## Your instructions
Every record below should be written out exactly; pictures stay out.

########################################

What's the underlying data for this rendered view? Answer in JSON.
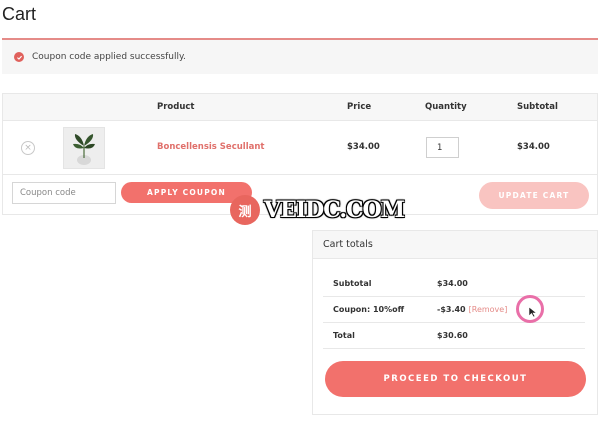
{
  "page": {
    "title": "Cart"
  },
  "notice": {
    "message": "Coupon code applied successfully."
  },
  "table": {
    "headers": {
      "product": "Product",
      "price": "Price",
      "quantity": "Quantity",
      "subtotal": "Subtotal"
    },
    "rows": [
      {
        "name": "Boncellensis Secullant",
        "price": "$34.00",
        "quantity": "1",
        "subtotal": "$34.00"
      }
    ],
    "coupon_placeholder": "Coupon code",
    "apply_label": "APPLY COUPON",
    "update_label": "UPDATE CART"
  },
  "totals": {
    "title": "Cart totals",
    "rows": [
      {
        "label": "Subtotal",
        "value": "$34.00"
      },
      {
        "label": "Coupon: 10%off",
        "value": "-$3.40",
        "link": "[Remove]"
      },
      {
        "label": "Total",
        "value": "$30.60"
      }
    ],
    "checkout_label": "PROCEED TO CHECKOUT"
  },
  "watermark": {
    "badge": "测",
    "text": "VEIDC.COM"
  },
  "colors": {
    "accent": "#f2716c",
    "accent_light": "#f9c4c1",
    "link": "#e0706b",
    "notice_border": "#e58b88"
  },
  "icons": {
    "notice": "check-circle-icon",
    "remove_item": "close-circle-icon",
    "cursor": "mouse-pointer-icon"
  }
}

########################################

## In response
What's the underlying data for this rendered view? Answer in JSON.
{
  "page": {
    "title": "Cart"
  },
  "notice": {
    "message": "Coupon code applied successfully."
  },
  "table": {
    "headers": {
      "product": "Product",
      "price": "Price",
      "quantity": "Quantity",
      "subtotal": "Subtotal"
    },
    "rows": [
      {
        "name": "Boncellensis Secullant",
        "price": "$34.00",
        "quantity": "1",
        "subtotal": "$34.00"
      }
    ],
    "coupon_placeholder": "Coupon code",
    "apply_label": "APPLY COUPON",
    "update_label": "UPDATE CART"
  },
  "totals": {
    "title": "Cart totals",
    "rows": [
      {
        "label": "Subtotal",
        "value": "$34.00"
      },
      {
        "label": "Coupon: 10%off",
        "value": "-$3.40",
        "link": "[Remove]"
      },
      {
        "label": "Total",
        "value": "$30.60"
      }
    ],
    "checkout_label": "PROCEED TO CHECKOUT"
  },
  "watermark": {
    "badge": "测",
    "text": "VEIDC.COM"
  },
  "colors": {
    "accent": "#f2716c",
    "accent_light": "#f9c4c1",
    "link": "#e0706b",
    "notice_border": "#e58b88"
  },
  "icons": {
    "notice": "check-circle-icon",
    "remove_item": "close-circle-icon",
    "cursor": "mouse-pointer-icon"
  }
}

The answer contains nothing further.